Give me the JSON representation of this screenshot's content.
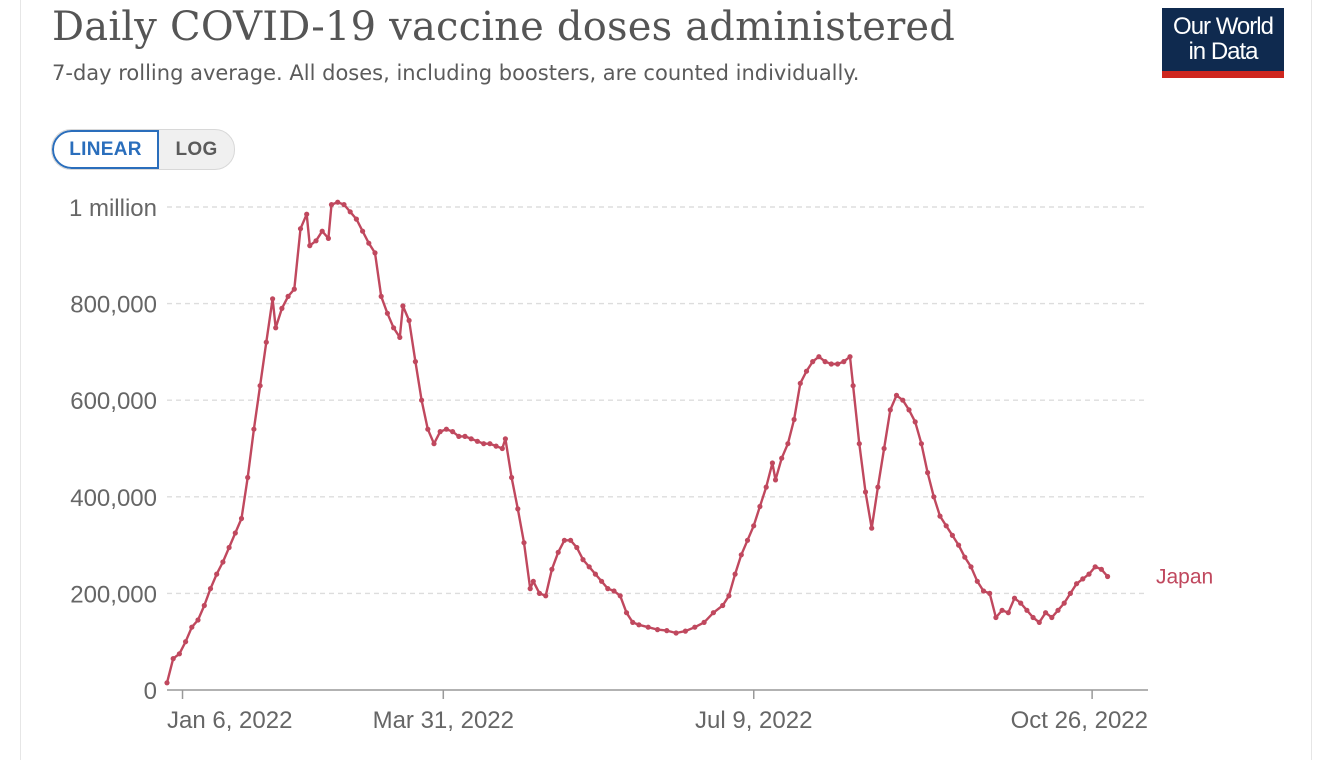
{
  "header": {
    "title": "Daily COVID-19 vaccine doses administered",
    "subtitle": "7-day rolling average. All doses, including boosters, are counted individually.",
    "logo_line1": "Our World",
    "logo_line2": "in Data"
  },
  "controls": {
    "linear_label": "LINEAR",
    "log_label": "LOG",
    "selected": "LINEAR"
  },
  "colors": {
    "series": "#c0485e",
    "grid": "#dddddd",
    "axis": "#999999"
  },
  "chart_data": {
    "type": "line",
    "title": "Daily COVID-19 vaccine doses administered",
    "subtitle": "7-day rolling average. All doses, including boosters, are counted individually.",
    "scale": "linear",
    "grid": true,
    "legend": "inline label at end of line",
    "xlim": [
      "2022-01-01",
      "2022-11-13"
    ],
    "ylim": [
      0,
      1000000
    ],
    "x_ticks": [
      {
        "date": "2022-01-06",
        "label": "Jan 6, 2022"
      },
      {
        "date": "2022-03-31",
        "label": "Mar 31, 2022"
      },
      {
        "date": "2022-07-09",
        "label": "Jul 9, 2022"
      },
      {
        "date": "2022-10-26",
        "label": "Oct 26, 2022"
      }
    ],
    "y_ticks": [
      {
        "value": 0,
        "label": "0"
      },
      {
        "value": 200000,
        "label": "200,000"
      },
      {
        "value": 400000,
        "label": "400,000"
      },
      {
        "value": 600000,
        "label": "600,000"
      },
      {
        "value": 800000,
        "label": "800,000"
      },
      {
        "value": 1000000,
        "label": "1 million"
      }
    ],
    "series": [
      {
        "name": "Japan",
        "points": [
          [
            "2022-01-01",
            15000
          ],
          [
            "2022-01-03",
            65000
          ],
          [
            "2022-01-05",
            75000
          ],
          [
            "2022-01-07",
            100000
          ],
          [
            "2022-01-09",
            130000
          ],
          [
            "2022-01-11",
            145000
          ],
          [
            "2022-01-13",
            175000
          ],
          [
            "2022-01-15",
            210000
          ],
          [
            "2022-01-17",
            240000
          ],
          [
            "2022-01-19",
            265000
          ],
          [
            "2022-01-21",
            295000
          ],
          [
            "2022-01-23",
            325000
          ],
          [
            "2022-01-25",
            355000
          ],
          [
            "2022-01-27",
            440000
          ],
          [
            "2022-01-29",
            540000
          ],
          [
            "2022-01-31",
            630000
          ],
          [
            "2022-02-02",
            720000
          ],
          [
            "2022-02-04",
            810000
          ],
          [
            "2022-02-05",
            750000
          ],
          [
            "2022-02-07",
            790000
          ],
          [
            "2022-02-09",
            815000
          ],
          [
            "2022-02-11",
            830000
          ],
          [
            "2022-02-13",
            955000
          ],
          [
            "2022-02-15",
            985000
          ],
          [
            "2022-02-16",
            920000
          ],
          [
            "2022-02-18",
            930000
          ],
          [
            "2022-02-20",
            950000
          ],
          [
            "2022-02-22",
            935000
          ],
          [
            "2022-02-23",
            1005000
          ],
          [
            "2022-02-25",
            1010000
          ],
          [
            "2022-02-27",
            1005000
          ],
          [
            "2022-03-01",
            990000
          ],
          [
            "2022-03-03",
            975000
          ],
          [
            "2022-03-05",
            950000
          ],
          [
            "2022-03-07",
            925000
          ],
          [
            "2022-03-09",
            905000
          ],
          [
            "2022-03-11",
            815000
          ],
          [
            "2022-03-13",
            780000
          ],
          [
            "2022-03-15",
            750000
          ],
          [
            "2022-03-17",
            730000
          ],
          [
            "2022-03-18",
            795000
          ],
          [
            "2022-03-20",
            765000
          ],
          [
            "2022-03-22",
            680000
          ],
          [
            "2022-03-24",
            600000
          ],
          [
            "2022-03-26",
            540000
          ],
          [
            "2022-03-28",
            510000
          ],
          [
            "2022-03-30",
            535000
          ],
          [
            "2022-04-01",
            540000
          ],
          [
            "2022-04-03",
            535000
          ],
          [
            "2022-04-05",
            525000
          ],
          [
            "2022-04-07",
            525000
          ],
          [
            "2022-04-09",
            520000
          ],
          [
            "2022-04-11",
            515000
          ],
          [
            "2022-04-13",
            510000
          ],
          [
            "2022-04-15",
            510000
          ],
          [
            "2022-04-17",
            505000
          ],
          [
            "2022-04-19",
            500000
          ],
          [
            "2022-04-20",
            520000
          ],
          [
            "2022-04-22",
            440000
          ],
          [
            "2022-04-24",
            375000
          ],
          [
            "2022-04-26",
            305000
          ],
          [
            "2022-04-28",
            210000
          ],
          [
            "2022-04-29",
            225000
          ],
          [
            "2022-05-01",
            200000
          ],
          [
            "2022-05-03",
            195000
          ],
          [
            "2022-05-05",
            250000
          ],
          [
            "2022-05-07",
            285000
          ],
          [
            "2022-05-09",
            310000
          ],
          [
            "2022-05-11",
            310000
          ],
          [
            "2022-05-13",
            295000
          ],
          [
            "2022-05-15",
            270000
          ],
          [
            "2022-05-17",
            255000
          ],
          [
            "2022-05-19",
            240000
          ],
          [
            "2022-05-21",
            225000
          ],
          [
            "2022-05-23",
            210000
          ],
          [
            "2022-05-25",
            205000
          ],
          [
            "2022-05-27",
            195000
          ],
          [
            "2022-05-29",
            160000
          ],
          [
            "2022-05-31",
            140000
          ],
          [
            "2022-06-02",
            135000
          ],
          [
            "2022-06-05",
            130000
          ],
          [
            "2022-06-08",
            125000
          ],
          [
            "2022-06-11",
            123000
          ],
          [
            "2022-06-14",
            118000
          ],
          [
            "2022-06-17",
            122000
          ],
          [
            "2022-06-20",
            130000
          ],
          [
            "2022-06-23",
            140000
          ],
          [
            "2022-06-26",
            160000
          ],
          [
            "2022-06-29",
            175000
          ],
          [
            "2022-07-01",
            195000
          ],
          [
            "2022-07-03",
            240000
          ],
          [
            "2022-07-05",
            280000
          ],
          [
            "2022-07-07",
            310000
          ],
          [
            "2022-07-09",
            340000
          ],
          [
            "2022-07-11",
            380000
          ],
          [
            "2022-07-13",
            420000
          ],
          [
            "2022-07-15",
            470000
          ],
          [
            "2022-07-16",
            435000
          ],
          [
            "2022-07-18",
            480000
          ],
          [
            "2022-07-20",
            510000
          ],
          [
            "2022-07-22",
            560000
          ],
          [
            "2022-07-24",
            635000
          ],
          [
            "2022-07-26",
            660000
          ],
          [
            "2022-07-28",
            680000
          ],
          [
            "2022-07-30",
            690000
          ],
          [
            "2022-08-01",
            680000
          ],
          [
            "2022-08-03",
            675000
          ],
          [
            "2022-08-05",
            675000
          ],
          [
            "2022-08-07",
            680000
          ],
          [
            "2022-08-09",
            690000
          ],
          [
            "2022-08-10",
            630000
          ],
          [
            "2022-08-12",
            510000
          ],
          [
            "2022-08-14",
            410000
          ],
          [
            "2022-08-16",
            335000
          ],
          [
            "2022-08-18",
            420000
          ],
          [
            "2022-08-20",
            500000
          ],
          [
            "2022-08-22",
            580000
          ],
          [
            "2022-08-24",
            610000
          ],
          [
            "2022-08-26",
            600000
          ],
          [
            "2022-08-28",
            580000
          ],
          [
            "2022-08-30",
            555000
          ],
          [
            "2022-09-01",
            510000
          ],
          [
            "2022-09-03",
            450000
          ],
          [
            "2022-09-05",
            400000
          ],
          [
            "2022-09-07",
            360000
          ],
          [
            "2022-09-09",
            340000
          ],
          [
            "2022-09-11",
            320000
          ],
          [
            "2022-09-13",
            300000
          ],
          [
            "2022-09-15",
            275000
          ],
          [
            "2022-09-17",
            255000
          ],
          [
            "2022-09-19",
            225000
          ],
          [
            "2022-09-21",
            205000
          ],
          [
            "2022-09-23",
            200000
          ],
          [
            "2022-09-25",
            150000
          ],
          [
            "2022-09-27",
            165000
          ],
          [
            "2022-09-29",
            160000
          ],
          [
            "2022-10-01",
            190000
          ],
          [
            "2022-10-03",
            180000
          ],
          [
            "2022-10-05",
            165000
          ],
          [
            "2022-10-07",
            150000
          ],
          [
            "2022-10-09",
            140000
          ],
          [
            "2022-10-11",
            160000
          ],
          [
            "2022-10-13",
            150000
          ],
          [
            "2022-10-15",
            165000
          ],
          [
            "2022-10-17",
            180000
          ],
          [
            "2022-10-19",
            200000
          ],
          [
            "2022-10-21",
            220000
          ],
          [
            "2022-10-23",
            230000
          ],
          [
            "2022-10-25",
            240000
          ],
          [
            "2022-10-27",
            255000
          ],
          [
            "2022-10-29",
            250000
          ],
          [
            "2022-10-31",
            235000
          ]
        ]
      }
    ]
  }
}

***

Check the records above line by line and tally those holding the string "date". Answer with the number only.

4